◆ EXERCISE PROMPT ◆
Gather all lines in the data that hold the string "through".

◆ RAW DATA ◆
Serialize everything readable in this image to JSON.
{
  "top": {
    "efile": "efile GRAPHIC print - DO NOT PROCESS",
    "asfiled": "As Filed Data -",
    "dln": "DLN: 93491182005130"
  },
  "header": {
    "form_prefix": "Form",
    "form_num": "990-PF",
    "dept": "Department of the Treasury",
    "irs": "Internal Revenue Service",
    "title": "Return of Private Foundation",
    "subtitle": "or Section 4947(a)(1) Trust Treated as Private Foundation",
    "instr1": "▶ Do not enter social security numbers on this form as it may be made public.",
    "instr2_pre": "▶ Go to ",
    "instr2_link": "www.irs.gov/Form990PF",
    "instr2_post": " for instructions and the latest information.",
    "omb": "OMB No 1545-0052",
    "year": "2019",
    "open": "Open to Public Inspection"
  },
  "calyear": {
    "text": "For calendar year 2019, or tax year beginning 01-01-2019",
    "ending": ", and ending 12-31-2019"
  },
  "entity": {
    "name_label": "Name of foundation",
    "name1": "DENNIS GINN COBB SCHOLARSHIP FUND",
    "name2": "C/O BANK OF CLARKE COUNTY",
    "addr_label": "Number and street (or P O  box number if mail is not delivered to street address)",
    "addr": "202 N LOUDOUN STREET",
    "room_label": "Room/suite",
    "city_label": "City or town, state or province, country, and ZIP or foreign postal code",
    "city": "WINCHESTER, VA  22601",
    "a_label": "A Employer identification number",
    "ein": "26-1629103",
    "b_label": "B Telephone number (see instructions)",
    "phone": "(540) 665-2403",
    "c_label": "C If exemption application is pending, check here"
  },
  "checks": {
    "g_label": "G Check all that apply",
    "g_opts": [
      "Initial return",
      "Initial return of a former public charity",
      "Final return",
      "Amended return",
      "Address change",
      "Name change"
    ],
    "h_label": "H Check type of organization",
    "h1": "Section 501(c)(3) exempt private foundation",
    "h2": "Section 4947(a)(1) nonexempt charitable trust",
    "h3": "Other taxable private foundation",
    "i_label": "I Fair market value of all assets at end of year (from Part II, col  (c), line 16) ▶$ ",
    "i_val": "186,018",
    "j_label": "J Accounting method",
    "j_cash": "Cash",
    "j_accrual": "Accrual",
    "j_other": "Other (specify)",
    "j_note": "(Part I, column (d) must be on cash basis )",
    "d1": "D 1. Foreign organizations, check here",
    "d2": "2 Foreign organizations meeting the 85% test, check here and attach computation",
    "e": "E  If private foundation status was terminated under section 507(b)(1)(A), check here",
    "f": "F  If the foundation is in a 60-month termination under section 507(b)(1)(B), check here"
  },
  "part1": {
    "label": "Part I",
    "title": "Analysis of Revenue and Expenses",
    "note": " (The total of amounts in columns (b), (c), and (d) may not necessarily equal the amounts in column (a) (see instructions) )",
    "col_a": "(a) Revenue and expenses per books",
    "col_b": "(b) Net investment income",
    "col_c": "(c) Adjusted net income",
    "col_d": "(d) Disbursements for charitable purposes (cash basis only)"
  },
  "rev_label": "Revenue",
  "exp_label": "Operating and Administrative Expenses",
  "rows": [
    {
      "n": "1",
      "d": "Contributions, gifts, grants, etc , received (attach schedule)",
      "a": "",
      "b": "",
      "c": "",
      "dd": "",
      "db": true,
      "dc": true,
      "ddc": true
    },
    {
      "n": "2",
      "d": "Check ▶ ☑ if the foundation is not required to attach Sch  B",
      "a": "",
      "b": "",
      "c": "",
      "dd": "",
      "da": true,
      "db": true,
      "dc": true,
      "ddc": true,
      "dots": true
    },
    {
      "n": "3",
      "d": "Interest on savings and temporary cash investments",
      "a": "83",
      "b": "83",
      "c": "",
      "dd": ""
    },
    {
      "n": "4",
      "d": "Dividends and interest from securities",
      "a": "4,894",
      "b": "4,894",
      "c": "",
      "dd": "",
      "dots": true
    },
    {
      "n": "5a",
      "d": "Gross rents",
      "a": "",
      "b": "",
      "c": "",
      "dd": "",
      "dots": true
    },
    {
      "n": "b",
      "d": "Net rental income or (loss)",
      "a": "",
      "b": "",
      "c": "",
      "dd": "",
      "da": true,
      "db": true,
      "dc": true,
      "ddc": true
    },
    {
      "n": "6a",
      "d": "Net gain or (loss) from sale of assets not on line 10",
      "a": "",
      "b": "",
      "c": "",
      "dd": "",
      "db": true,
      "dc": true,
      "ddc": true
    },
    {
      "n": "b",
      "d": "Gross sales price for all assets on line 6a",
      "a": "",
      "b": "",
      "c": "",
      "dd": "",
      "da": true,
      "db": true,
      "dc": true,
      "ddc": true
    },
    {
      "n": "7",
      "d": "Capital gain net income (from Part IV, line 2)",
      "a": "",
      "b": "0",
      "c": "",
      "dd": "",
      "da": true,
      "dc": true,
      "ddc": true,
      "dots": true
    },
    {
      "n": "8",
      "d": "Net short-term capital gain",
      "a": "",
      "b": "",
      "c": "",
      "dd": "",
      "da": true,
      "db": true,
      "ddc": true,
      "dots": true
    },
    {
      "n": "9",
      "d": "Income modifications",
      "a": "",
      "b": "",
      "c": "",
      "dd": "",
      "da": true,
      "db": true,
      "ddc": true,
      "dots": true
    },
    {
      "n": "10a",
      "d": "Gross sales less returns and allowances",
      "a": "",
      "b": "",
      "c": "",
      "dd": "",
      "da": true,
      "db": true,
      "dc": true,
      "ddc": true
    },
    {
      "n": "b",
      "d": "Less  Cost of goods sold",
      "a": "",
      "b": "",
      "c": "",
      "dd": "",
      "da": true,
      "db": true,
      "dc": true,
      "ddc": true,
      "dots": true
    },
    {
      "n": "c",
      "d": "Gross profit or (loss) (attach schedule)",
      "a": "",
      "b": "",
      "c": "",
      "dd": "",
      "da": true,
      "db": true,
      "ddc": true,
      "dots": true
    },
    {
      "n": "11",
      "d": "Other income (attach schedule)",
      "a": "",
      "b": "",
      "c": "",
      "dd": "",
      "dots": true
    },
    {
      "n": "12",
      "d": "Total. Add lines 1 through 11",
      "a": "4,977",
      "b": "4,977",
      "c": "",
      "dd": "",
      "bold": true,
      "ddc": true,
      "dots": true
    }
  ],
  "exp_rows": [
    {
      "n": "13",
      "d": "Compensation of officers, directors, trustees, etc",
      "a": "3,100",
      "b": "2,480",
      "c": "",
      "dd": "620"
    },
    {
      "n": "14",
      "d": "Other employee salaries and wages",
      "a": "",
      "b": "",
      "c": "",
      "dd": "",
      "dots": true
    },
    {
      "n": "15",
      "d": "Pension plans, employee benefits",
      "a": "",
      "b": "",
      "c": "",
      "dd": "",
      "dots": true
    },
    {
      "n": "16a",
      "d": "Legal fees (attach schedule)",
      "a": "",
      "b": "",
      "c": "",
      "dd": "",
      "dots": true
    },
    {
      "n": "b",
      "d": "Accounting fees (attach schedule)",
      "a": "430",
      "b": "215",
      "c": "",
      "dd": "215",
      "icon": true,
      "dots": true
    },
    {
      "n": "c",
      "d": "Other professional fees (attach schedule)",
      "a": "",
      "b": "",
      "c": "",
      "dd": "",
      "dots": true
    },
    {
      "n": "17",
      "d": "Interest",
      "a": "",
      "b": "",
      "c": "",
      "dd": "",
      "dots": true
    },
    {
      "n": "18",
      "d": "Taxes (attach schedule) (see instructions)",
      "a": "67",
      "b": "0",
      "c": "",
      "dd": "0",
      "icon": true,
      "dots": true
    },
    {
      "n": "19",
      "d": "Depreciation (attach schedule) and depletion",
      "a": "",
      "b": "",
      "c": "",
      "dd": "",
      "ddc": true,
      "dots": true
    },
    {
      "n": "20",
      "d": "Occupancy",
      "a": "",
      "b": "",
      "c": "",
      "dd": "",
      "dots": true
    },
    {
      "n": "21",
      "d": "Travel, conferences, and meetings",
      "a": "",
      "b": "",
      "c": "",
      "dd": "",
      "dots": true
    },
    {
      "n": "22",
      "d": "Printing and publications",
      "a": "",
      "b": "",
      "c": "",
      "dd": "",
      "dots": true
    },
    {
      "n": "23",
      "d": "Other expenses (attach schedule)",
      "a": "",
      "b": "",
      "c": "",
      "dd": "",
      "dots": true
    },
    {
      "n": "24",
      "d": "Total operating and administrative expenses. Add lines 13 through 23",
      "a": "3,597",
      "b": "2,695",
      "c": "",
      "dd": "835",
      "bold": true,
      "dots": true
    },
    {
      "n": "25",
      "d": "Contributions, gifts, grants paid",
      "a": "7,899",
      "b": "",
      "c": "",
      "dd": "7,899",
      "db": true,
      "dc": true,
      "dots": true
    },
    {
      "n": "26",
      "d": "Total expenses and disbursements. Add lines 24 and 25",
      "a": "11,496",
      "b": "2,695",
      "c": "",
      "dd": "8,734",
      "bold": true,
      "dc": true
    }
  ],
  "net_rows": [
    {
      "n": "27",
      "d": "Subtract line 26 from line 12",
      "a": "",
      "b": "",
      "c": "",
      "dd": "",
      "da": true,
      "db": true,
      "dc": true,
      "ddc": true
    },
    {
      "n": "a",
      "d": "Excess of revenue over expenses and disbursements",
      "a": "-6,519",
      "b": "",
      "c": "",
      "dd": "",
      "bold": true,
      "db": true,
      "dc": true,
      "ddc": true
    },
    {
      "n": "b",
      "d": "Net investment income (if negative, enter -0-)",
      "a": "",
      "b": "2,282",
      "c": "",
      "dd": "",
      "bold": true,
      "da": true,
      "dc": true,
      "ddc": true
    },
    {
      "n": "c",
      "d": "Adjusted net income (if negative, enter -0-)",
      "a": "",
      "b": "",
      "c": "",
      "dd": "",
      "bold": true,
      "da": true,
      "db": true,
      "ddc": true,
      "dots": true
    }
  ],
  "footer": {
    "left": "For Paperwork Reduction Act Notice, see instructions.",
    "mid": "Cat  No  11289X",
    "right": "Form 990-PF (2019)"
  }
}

◆ SOLUTION ◆
      "d": "Total. Add lines 1 through 11",
      "d": "Total operating and administrative expenses. Add lines 13 through 23",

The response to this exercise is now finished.